Key Regulatory Developments in the UK/EU – January 2025
PISCES – FCA proposal for a UK Trading Venue for Private Securities
The Financial Conduct Authority (FCA) is currently consulting on a proposal for a new type of trading platform (PISCES) that would enable intermittent secondary trading of private company shares. PISCES would use certain features of public markets, such as multilateral trading, and retain features of the private markets to give companies greater discretion over disclosures and permitted participants. Trading would be intermittent and of limited duration, and the issuer would have discretion to determine when shares are traded, who can participate in trading, to whom disclosures are distributed and to set price parameters.
The consultation1 and the accompanying proposed FCA rules would, together with the draft Financial Services and Markets Act 2023 (Private Intermittent Securities and Capital Exchange System Sandbox) Regulations 20252 (Draft PISCES Regulations) form the regulatory framework for a preliminary period of five years, following which the PISCES platform may be made permanent. The regulatory framework is likely to be adjusted over the preliminary period. The consultation follows the UK government’s proposals for new regulated market for private company shares, the legislation for which is expected to be delivered by May 2025.
The proposals will improve the ability of private companies to raise capital and are intended to make private secondary markets more transparent and efficient. The proposals are of particular interest to investors in growth companies, as is the Chancellor’s announcement at the Autumn Budget 2024 that PISCES transactions will be exempt from Stamp Duty and Stamp Duty Reserve Tax. The Tx exemption is comparable to the exemption for growth markets such as AIM and Aquis’ growth market.
PISCES will not operate within the existing regulatory framework applicable to most other platforms and will not be considered a “trading venue” under the Markets in Financial Instruments Directive (MiFID). No transaction reporting is required for the trades that take place on PISCES and disclosure requirements are proposed to be non-public and limited to core information. The rules under the UK Market Abuse Regulation (UK MAR) will not apply directly, although it may apply in limited circumstances where shares traded on PISCES have an impact on the price or value of another financial instrument admitted to trading on a trading venue within the scope of UK MAR.
The FCA’s proposals are aimed at enabling growth of UK private companies and the market trend for greater investor activity in shares of private companies, which partly reflects the significant legal and regulatory burden of publicly traded companies. The proposals reflect a similar initiative by the Channel Islands’ International Stock Exchange in 2023. The consultation closes on 17 February 2025.

> [Set exercise 1]:
Copy the rows starting at the line that contains "Give me the" and ending at the line that contains "series-line bbox=[64, 20, 451, 404]", with both of those lines included. Leave the pictures out of your copy.

> [Supplied entries]:
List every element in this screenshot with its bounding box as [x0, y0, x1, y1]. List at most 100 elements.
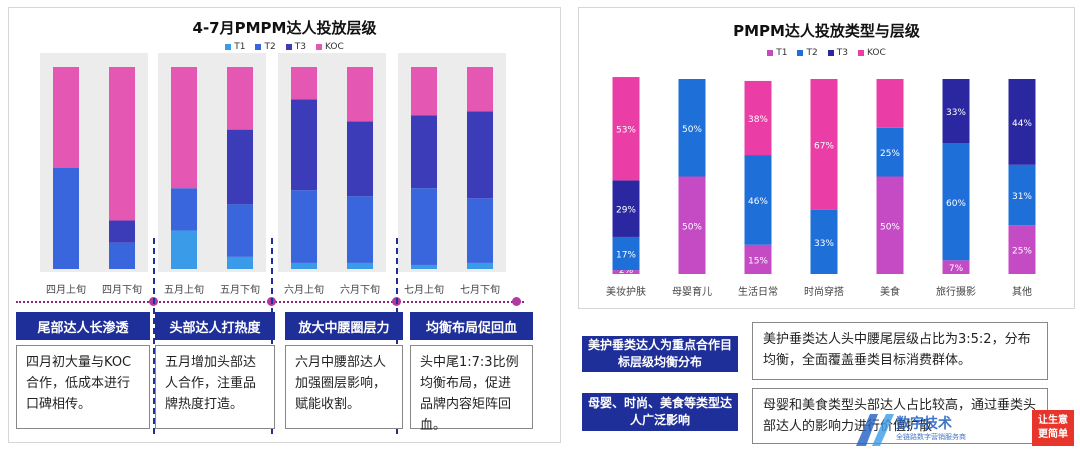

* * *

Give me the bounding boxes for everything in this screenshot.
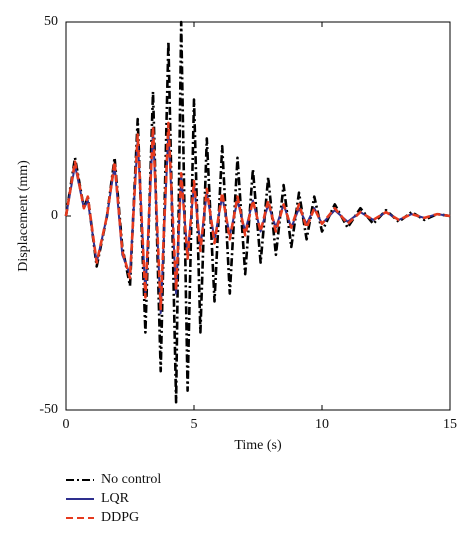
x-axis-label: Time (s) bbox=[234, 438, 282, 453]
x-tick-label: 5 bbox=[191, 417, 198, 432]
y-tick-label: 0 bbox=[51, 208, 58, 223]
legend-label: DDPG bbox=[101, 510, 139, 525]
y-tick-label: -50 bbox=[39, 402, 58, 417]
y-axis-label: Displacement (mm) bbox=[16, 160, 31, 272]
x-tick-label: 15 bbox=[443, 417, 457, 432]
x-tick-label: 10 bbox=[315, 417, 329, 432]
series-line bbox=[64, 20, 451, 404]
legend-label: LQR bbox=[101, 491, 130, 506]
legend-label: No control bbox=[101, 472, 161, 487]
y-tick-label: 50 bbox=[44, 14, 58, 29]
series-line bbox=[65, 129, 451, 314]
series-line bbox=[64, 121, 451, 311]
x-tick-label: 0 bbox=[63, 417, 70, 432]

--

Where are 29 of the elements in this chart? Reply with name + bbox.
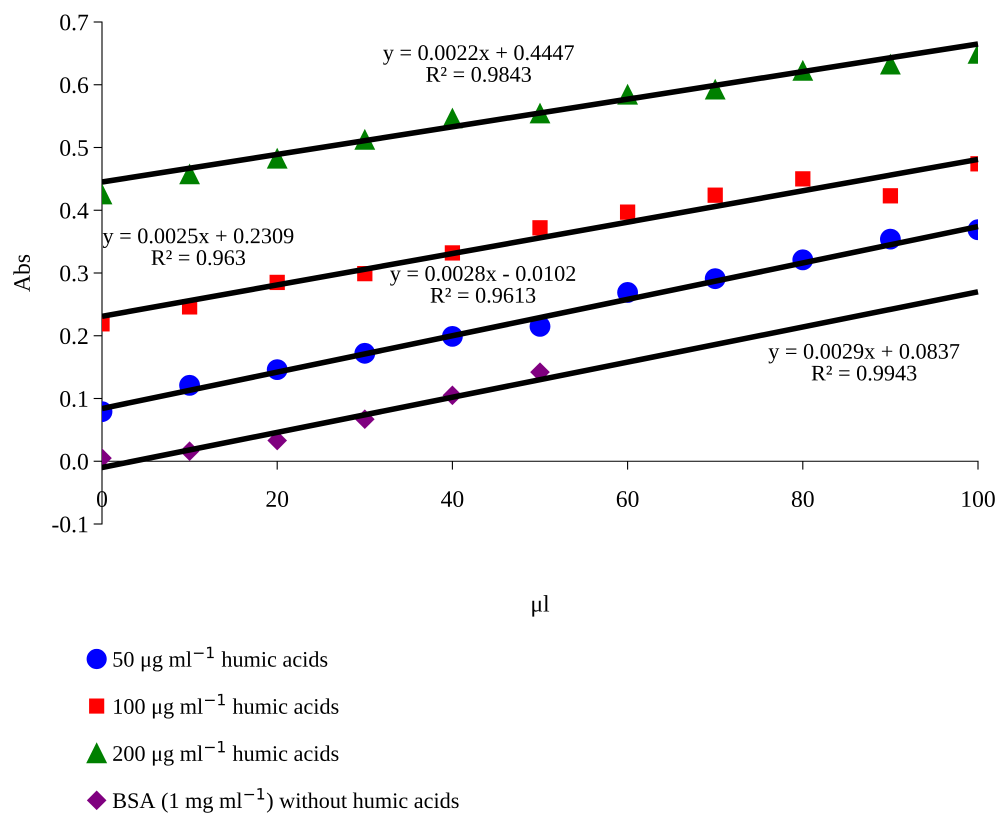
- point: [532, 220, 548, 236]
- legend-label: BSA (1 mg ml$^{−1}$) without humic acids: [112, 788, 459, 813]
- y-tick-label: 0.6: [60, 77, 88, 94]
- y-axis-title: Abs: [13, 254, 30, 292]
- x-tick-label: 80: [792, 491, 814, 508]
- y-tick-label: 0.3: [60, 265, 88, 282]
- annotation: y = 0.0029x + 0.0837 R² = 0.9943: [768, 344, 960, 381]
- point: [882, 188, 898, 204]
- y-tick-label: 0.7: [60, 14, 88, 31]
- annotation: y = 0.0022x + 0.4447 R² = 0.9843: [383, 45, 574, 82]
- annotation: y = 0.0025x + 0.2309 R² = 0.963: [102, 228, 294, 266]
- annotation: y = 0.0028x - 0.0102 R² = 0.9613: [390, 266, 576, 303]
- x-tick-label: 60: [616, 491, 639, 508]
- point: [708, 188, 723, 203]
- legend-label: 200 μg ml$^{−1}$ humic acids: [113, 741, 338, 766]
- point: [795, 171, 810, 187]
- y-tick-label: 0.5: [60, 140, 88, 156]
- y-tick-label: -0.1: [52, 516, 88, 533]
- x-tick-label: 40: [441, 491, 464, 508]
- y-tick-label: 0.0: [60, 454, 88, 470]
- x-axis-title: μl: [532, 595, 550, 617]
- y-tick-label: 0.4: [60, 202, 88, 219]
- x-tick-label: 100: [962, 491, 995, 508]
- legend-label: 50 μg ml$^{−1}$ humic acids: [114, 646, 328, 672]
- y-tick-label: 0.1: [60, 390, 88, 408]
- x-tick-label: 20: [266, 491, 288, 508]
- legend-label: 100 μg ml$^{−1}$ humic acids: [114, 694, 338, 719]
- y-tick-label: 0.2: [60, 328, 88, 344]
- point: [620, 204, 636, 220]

> [Set exercise 2]:
According to the passage on the PISCES proposal, on what date does the FCA consultation close?

> [Written solution 1]:
Give me the bounding boxes for everything in this screenshot.
x-axis-label: Time (s) bbox=[234, 438, 282, 453]
x-tick-label: 5 bbox=[191, 417, 198, 432]
y-tick-label: 0 bbox=[51, 208, 58, 223]
legend-label: DDPG bbox=[101, 510, 139, 525]
y-tick-label: -50 bbox=[39, 402, 58, 417]
y-axis-label: Displacement (mm) bbox=[16, 160, 31, 272]
x-tick-label: 15 bbox=[443, 417, 457, 432]
x-tick-label: 10 bbox=[315, 417, 329, 432]
series-line bbox=[64, 20, 451, 404]

> [Written solution 2]:
The consultation closes on 17 February 2025.